##### Entries supplied
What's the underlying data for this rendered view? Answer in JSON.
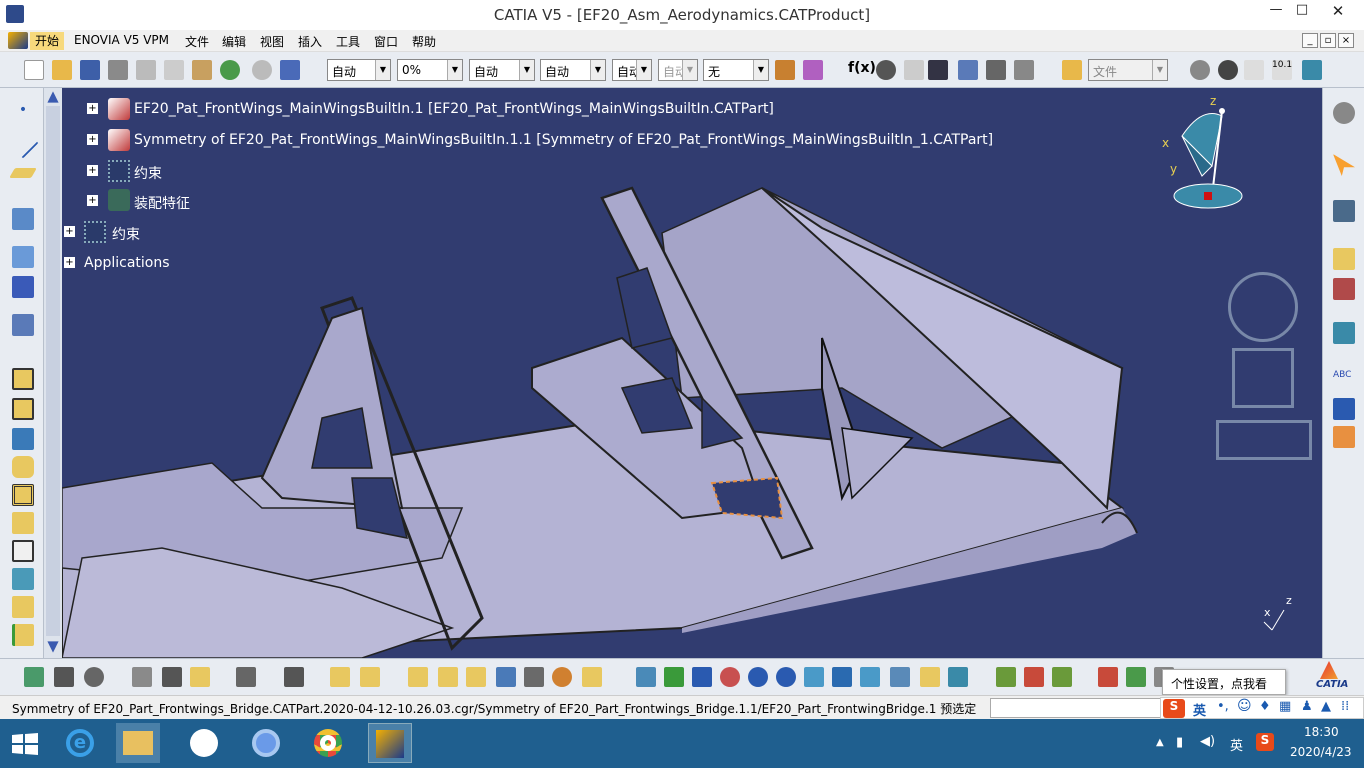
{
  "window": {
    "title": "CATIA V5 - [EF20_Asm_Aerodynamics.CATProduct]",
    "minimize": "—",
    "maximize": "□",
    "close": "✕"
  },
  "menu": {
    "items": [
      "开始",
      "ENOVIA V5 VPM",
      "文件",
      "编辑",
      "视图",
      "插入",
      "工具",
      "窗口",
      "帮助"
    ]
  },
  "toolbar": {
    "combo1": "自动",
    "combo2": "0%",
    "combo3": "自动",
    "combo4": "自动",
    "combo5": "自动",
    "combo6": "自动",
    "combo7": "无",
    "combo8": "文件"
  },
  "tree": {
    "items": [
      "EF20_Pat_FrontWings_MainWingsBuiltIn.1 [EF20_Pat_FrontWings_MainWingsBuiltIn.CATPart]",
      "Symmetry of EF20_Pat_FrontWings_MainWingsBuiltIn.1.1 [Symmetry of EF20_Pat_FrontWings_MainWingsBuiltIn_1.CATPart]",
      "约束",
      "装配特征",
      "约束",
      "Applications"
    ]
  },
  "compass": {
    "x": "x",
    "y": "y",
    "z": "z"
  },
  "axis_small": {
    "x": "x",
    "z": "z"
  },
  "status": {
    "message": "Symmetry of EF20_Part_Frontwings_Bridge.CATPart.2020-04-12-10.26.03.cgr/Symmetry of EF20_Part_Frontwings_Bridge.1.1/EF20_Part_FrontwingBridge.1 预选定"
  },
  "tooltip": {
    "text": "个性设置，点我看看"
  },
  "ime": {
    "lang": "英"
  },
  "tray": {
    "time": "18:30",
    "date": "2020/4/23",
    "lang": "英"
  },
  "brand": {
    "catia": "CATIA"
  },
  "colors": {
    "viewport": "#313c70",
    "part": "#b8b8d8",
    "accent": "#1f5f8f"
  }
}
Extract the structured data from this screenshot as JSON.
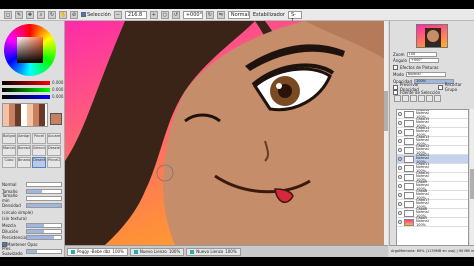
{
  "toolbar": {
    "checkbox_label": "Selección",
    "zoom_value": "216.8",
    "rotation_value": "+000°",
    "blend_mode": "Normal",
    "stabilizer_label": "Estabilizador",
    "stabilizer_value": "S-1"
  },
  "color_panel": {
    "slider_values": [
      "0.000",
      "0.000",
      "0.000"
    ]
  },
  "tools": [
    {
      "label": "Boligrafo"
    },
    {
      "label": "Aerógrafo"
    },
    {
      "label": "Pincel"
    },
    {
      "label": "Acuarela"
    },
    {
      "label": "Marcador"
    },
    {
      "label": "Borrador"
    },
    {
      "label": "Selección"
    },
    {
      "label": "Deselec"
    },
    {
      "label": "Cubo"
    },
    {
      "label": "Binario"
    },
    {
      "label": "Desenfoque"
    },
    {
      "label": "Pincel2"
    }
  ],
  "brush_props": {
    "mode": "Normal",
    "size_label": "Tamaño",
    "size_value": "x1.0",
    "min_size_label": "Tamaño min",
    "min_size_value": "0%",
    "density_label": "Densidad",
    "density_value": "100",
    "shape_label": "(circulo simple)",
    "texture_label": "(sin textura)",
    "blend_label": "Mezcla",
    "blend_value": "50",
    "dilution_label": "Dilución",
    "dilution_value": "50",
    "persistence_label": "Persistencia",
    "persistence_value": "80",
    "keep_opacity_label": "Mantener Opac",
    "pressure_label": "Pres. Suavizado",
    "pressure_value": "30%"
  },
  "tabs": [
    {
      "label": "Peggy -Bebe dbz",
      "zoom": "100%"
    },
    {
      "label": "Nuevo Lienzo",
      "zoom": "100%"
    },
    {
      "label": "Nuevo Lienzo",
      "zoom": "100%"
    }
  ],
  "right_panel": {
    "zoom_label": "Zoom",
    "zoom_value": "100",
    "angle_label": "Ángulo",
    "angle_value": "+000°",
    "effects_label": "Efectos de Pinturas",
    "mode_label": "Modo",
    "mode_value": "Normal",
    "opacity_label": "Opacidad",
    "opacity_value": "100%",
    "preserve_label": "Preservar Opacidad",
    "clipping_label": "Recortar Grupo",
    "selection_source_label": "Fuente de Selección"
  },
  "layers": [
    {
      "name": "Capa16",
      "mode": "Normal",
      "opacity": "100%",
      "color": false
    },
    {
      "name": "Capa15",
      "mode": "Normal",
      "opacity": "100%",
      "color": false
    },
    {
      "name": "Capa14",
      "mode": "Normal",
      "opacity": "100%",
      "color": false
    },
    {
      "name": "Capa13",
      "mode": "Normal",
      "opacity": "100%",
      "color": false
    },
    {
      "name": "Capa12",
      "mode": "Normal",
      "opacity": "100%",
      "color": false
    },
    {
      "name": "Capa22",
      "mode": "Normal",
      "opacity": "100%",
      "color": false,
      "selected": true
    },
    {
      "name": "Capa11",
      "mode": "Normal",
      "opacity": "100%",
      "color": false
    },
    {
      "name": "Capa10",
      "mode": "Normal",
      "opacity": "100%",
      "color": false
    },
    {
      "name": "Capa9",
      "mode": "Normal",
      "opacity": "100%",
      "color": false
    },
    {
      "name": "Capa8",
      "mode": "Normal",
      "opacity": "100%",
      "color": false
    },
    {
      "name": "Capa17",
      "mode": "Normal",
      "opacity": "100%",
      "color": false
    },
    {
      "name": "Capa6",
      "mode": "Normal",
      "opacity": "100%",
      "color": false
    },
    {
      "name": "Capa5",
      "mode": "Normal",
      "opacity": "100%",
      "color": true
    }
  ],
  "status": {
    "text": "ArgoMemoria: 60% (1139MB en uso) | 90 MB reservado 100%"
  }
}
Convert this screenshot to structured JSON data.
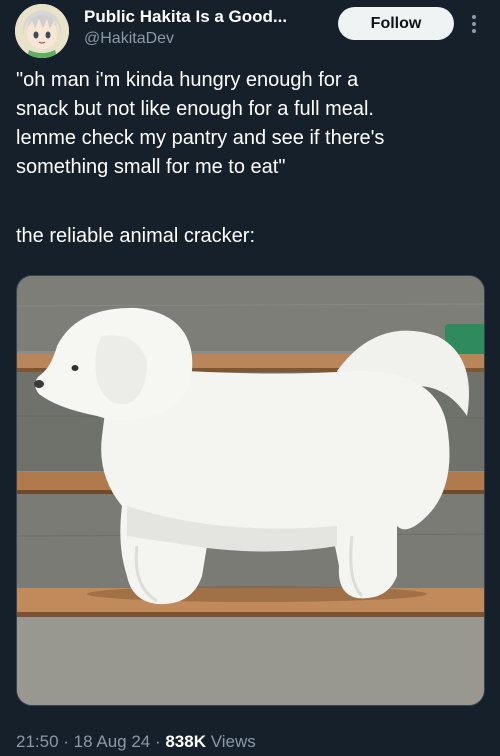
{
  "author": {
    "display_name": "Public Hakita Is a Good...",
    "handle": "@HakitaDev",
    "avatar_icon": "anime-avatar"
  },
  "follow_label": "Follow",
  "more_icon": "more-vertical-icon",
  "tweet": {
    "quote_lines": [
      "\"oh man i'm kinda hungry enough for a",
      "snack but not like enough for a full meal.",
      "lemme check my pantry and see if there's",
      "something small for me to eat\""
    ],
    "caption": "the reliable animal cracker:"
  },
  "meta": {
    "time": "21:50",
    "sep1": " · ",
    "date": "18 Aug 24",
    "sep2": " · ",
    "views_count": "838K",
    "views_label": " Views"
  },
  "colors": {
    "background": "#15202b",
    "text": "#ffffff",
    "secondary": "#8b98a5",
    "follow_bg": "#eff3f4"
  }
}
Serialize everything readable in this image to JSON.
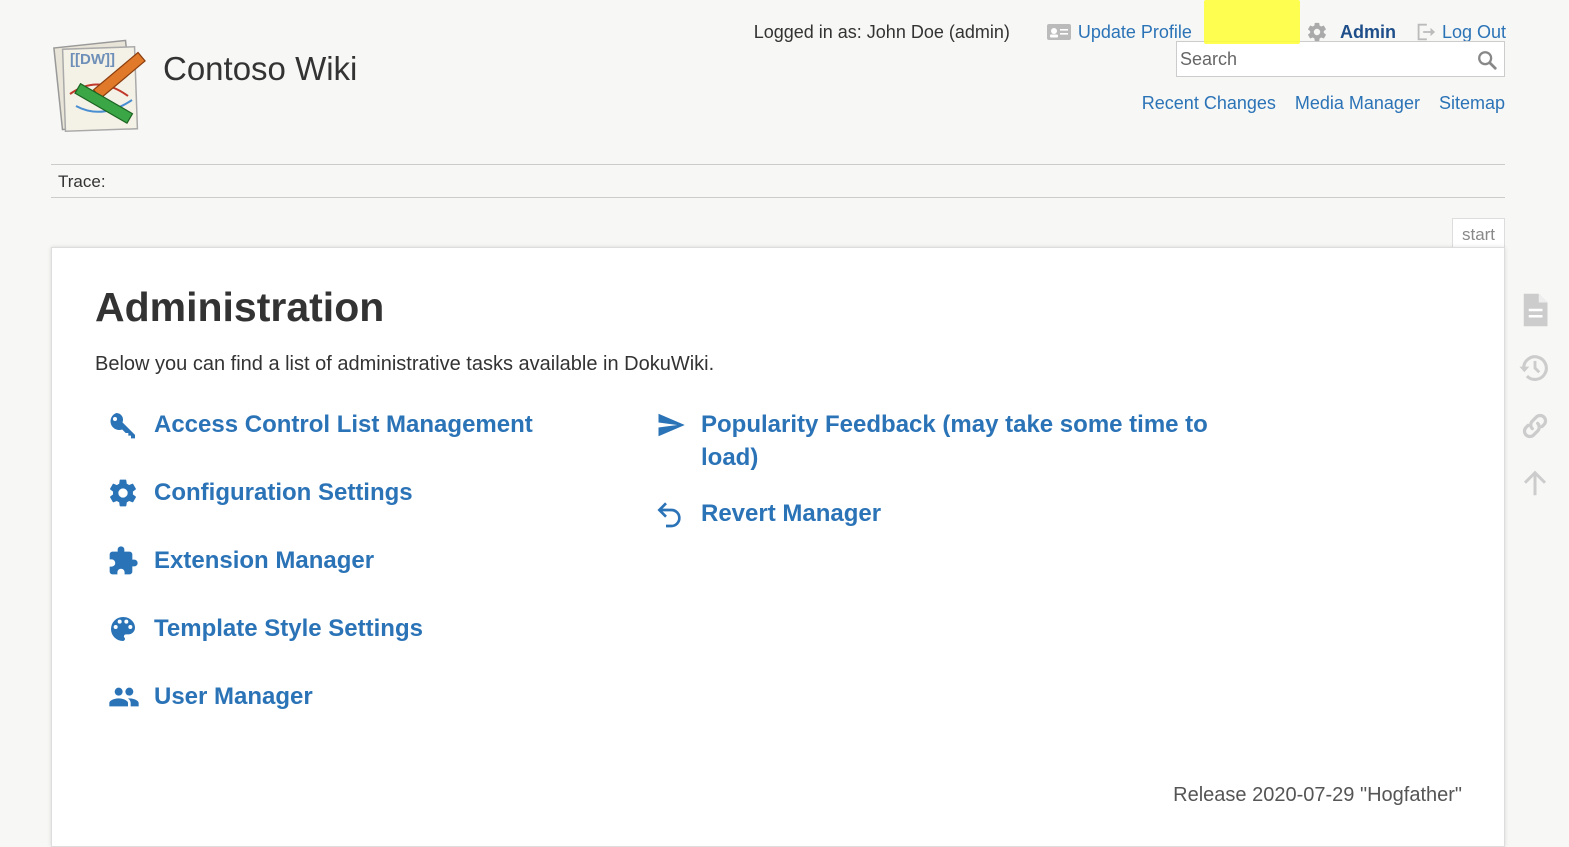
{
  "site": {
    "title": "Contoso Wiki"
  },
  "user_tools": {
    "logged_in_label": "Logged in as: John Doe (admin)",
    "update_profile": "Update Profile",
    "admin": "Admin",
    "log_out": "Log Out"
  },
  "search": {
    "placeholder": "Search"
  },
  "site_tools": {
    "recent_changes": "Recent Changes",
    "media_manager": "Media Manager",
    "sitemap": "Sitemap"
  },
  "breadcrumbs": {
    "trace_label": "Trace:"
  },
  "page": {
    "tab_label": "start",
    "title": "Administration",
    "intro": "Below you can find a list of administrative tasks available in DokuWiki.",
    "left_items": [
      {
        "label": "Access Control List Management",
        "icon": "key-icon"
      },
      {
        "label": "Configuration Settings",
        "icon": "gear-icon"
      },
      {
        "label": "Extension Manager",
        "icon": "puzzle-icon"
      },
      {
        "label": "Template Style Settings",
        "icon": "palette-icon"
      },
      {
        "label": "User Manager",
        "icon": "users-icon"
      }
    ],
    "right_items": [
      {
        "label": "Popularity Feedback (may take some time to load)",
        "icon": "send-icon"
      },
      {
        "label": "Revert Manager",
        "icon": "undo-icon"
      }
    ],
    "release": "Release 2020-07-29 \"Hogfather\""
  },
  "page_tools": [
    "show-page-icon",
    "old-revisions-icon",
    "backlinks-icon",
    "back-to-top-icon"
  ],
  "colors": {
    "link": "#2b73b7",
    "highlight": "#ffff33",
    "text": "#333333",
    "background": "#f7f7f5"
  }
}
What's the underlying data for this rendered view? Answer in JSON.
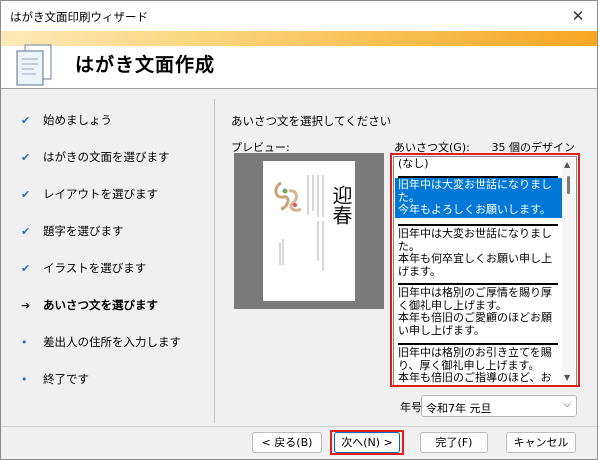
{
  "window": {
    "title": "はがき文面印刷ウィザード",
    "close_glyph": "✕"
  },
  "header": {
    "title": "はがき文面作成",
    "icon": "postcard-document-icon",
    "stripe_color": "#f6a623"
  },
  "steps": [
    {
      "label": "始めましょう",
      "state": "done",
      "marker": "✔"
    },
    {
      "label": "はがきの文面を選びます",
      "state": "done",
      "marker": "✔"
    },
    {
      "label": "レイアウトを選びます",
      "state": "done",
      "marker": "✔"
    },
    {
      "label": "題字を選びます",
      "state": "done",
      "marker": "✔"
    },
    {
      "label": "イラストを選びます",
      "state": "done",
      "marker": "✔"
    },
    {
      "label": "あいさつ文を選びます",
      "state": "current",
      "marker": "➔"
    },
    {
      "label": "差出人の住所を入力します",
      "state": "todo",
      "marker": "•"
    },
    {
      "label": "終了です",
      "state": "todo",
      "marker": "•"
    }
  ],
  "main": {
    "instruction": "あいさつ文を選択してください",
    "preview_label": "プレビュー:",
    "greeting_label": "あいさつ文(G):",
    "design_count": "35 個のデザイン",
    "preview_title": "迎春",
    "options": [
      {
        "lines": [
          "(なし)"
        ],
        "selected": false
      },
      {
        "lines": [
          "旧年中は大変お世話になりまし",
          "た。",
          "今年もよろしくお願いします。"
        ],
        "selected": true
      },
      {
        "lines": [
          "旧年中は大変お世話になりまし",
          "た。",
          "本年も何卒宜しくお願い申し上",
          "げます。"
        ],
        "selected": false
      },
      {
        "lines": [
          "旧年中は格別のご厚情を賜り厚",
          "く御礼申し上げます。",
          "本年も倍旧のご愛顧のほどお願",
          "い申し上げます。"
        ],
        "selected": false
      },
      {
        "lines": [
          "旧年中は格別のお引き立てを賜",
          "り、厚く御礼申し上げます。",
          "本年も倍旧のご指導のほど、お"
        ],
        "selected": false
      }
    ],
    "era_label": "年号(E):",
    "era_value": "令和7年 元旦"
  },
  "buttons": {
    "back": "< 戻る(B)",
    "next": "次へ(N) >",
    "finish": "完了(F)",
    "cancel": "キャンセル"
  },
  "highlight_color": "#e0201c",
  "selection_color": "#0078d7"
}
##########
■ **Directive**
Out of the records, collect only those lines that contain the string "Manager".

■ **Solution**
    "media_manager": "Media Manager",
        "label": "Extension Manager",
        "label": "User Manager",
        "label": "Revert Manager",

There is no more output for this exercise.